• **Task to complete**
Pictures in the records should not be copied, but every other part must be repeated exactly.

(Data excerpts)
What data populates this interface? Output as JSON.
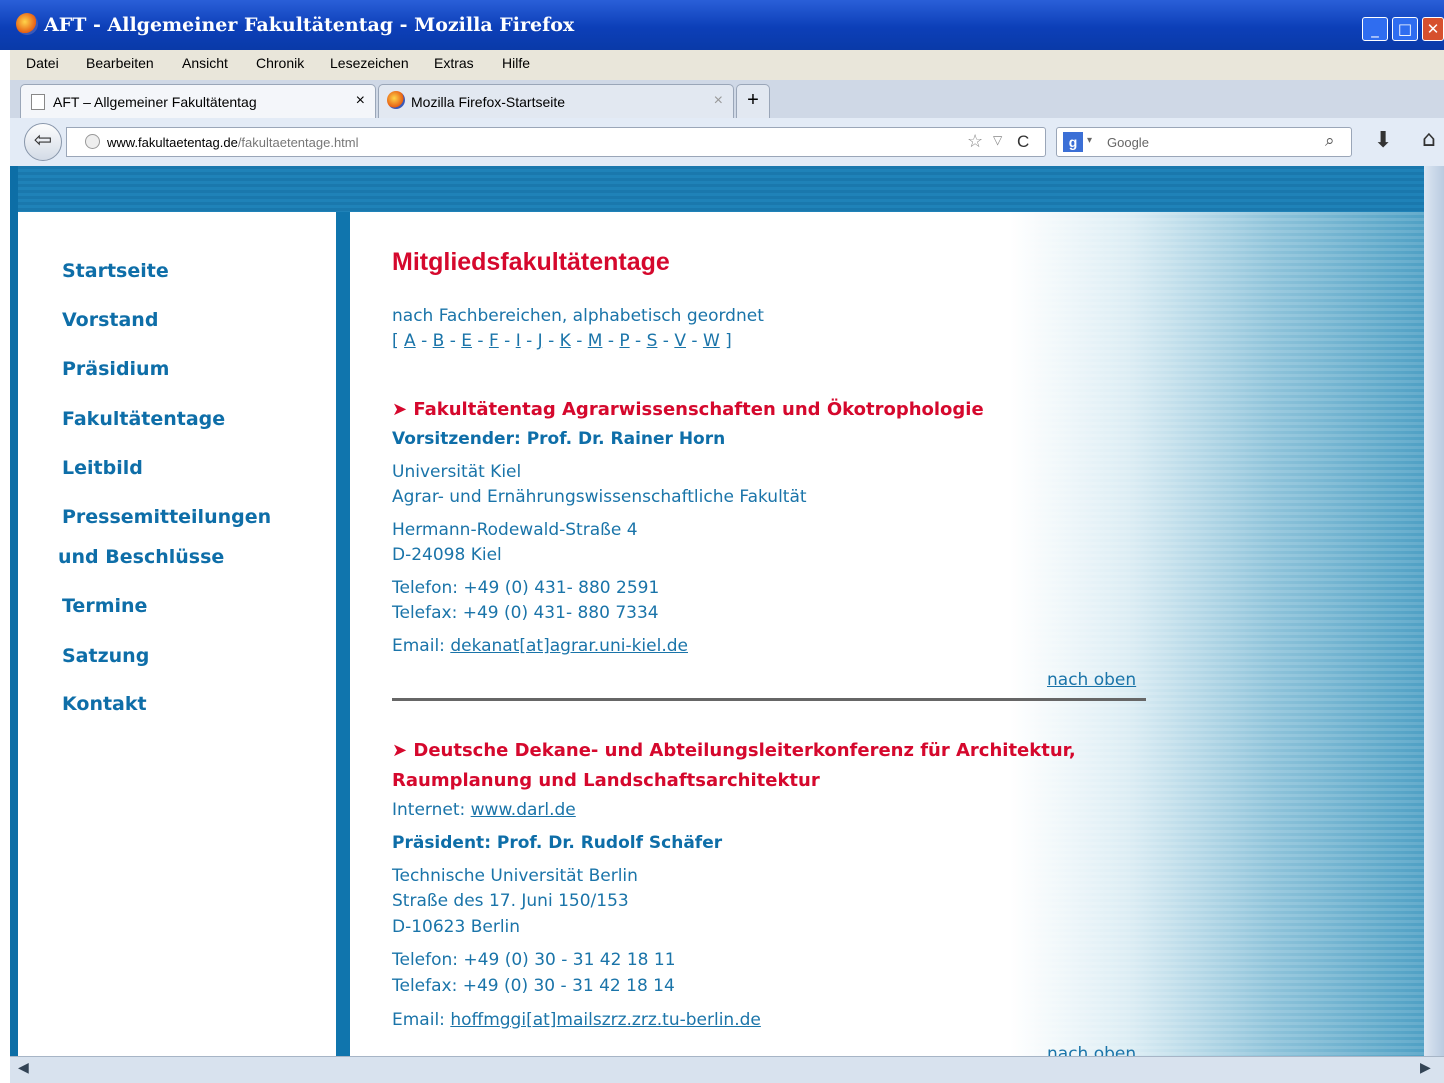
{
  "window": {
    "title": "AFT - Allgemeiner Fakultätentag - Mozilla Firefox"
  },
  "menu": [
    "Datei",
    "Bearbeiten",
    "Ansicht",
    "Chronik",
    "Lesezeichen",
    "Extras",
    "Hilfe"
  ],
  "tabs": [
    {
      "label": "AFT – Allgemeiner Fakultätentag",
      "close": "×"
    },
    {
      "label": "Mozilla Firefox-Startseite",
      "close": "×"
    }
  ],
  "newtab": "+",
  "url": {
    "domain": "www.fakultaetentag.de",
    "path": "/fakultaetentage.html"
  },
  "search": {
    "engine": "Google"
  },
  "sidebar": [
    "Startseite",
    "Vorstand",
    "Präsidium",
    "Fakultätentage",
    "Leitbild",
    "Pressemitteilungen",
    "und Beschlüsse",
    "Termine",
    "Satzung",
    "Kontakt"
  ],
  "content": {
    "title": "Mitgliedsfakultätentage",
    "subtitle": "nach Fachbereichen, alphabetisch geordnet",
    "alpha_open": "[",
    "alpha_close": "]",
    "alpha_sep": "-",
    "alphabet": [
      "A",
      "B",
      "E",
      "F",
      "I",
      "J",
      "K",
      "M",
      "P",
      "S",
      "V",
      "W"
    ],
    "entry1": {
      "heading": "Fakultätentag Agrarwissenschaften und Ökotrophologie",
      "chair": "Vorsitzender: Prof. Dr. Rainer Horn",
      "org1": "Universität Kiel",
      "org2": "Agrar- und Ernährungswissenschaftliche Fakultät",
      "street": "Hermann-Rodewald-Straße 4",
      "city": "D-24098 Kiel",
      "phone": "Telefon: +49 (0) 431- 880 2591",
      "fax": "Telefax: +49 (0) 431- 880 7334",
      "email_label": "Email:",
      "email": "dekanat[at]agrar.uni-kiel.de",
      "top": "nach oben"
    },
    "entry2": {
      "heading1": "Deutsche Dekane- und Abteilungsleiterkonferenz für Architektur,",
      "heading2": "Raumplanung und Landschaftsarchitektur",
      "internet_label": "Internet:",
      "internet": "www.darl.de",
      "chair": "Präsident: Prof. Dr. Rudolf Schäfer",
      "org": "Technische Universität Berlin",
      "street": "Straße des 17. Juni 150/153",
      "city": "D-10623 Berlin",
      "phone": "Telefon: +49 (0) 30 - 31 42 18 11",
      "fax": "Telefax: +49 (0) 30 - 31 42 18 14",
      "email_label": "Email:",
      "email": "hoffmggi[at]mailszrz.zrz.tu-berlin.de",
      "top": "nach oben"
    }
  }
}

• **Exercise solution**
What data populates this interface? Output as JSON.
{
  "window": {
    "title": "AFT - Allgemeiner Fakultätentag - Mozilla Firefox"
  },
  "menu": [
    "Datei",
    "Bearbeiten",
    "Ansicht",
    "Chronik",
    "Lesezeichen",
    "Extras",
    "Hilfe"
  ],
  "tabs": [
    {
      "label": "AFT – Allgemeiner Fakultätentag",
      "close": "×"
    },
    {
      "label": "Mozilla Firefox-Startseite",
      "close": "×"
    }
  ],
  "newtab": "+",
  "url": {
    "domain": "www.fakultaetentag.de",
    "path": "/fakultaetentage.html"
  },
  "search": {
    "engine": "Google"
  },
  "sidebar": [
    "Startseite",
    "Vorstand",
    "Präsidium",
    "Fakultätentage",
    "Leitbild",
    "Pressemitteilungen",
    "und Beschlüsse",
    "Termine",
    "Satzung",
    "Kontakt"
  ],
  "content": {
    "title": "Mitgliedsfakultätentage",
    "subtitle": "nach Fachbereichen, alphabetisch geordnet",
    "alpha_open": "[",
    "alpha_close": "]",
    "alpha_sep": "-",
    "alphabet": [
      "A",
      "B",
      "E",
      "F",
      "I",
      "J",
      "K",
      "M",
      "P",
      "S",
      "V",
      "W"
    ],
    "entry1": {
      "heading": "Fakultätentag Agrarwissenschaften und Ökotrophologie",
      "chair": "Vorsitzender: Prof. Dr. Rainer Horn",
      "org1": "Universität Kiel",
      "org2": "Agrar- und Ernährungswissenschaftliche Fakultät",
      "street": "Hermann-Rodewald-Straße 4",
      "city": "D-24098 Kiel",
      "phone": "Telefon: +49 (0) 431- 880 2591",
      "fax": "Telefax: +49 (0) 431- 880 7334",
      "email_label": "Email:",
      "email": "dekanat[at]agrar.uni-kiel.de",
      "top": "nach oben"
    },
    "entry2": {
      "heading1": "Deutsche Dekane- und Abteilungsleiterkonferenz für Architektur,",
      "heading2": "Raumplanung und Landschaftsarchitektur",
      "internet_label": "Internet:",
      "internet": "www.darl.de",
      "chair": "Präsident: Prof. Dr. Rudolf Schäfer",
      "org": "Technische Universität Berlin",
      "street": "Straße des 17. Juni 150/153",
      "city": "D-10623 Berlin",
      "phone": "Telefon: +49 (0) 30 - 31 42 18 11",
      "fax": "Telefax: +49 (0) 30 - 31 42 18 14",
      "email_label": "Email:",
      "email": "hoffmggi[at]mailszrz.zrz.tu-berlin.de",
      "top": "nach oben"
    }
  }
}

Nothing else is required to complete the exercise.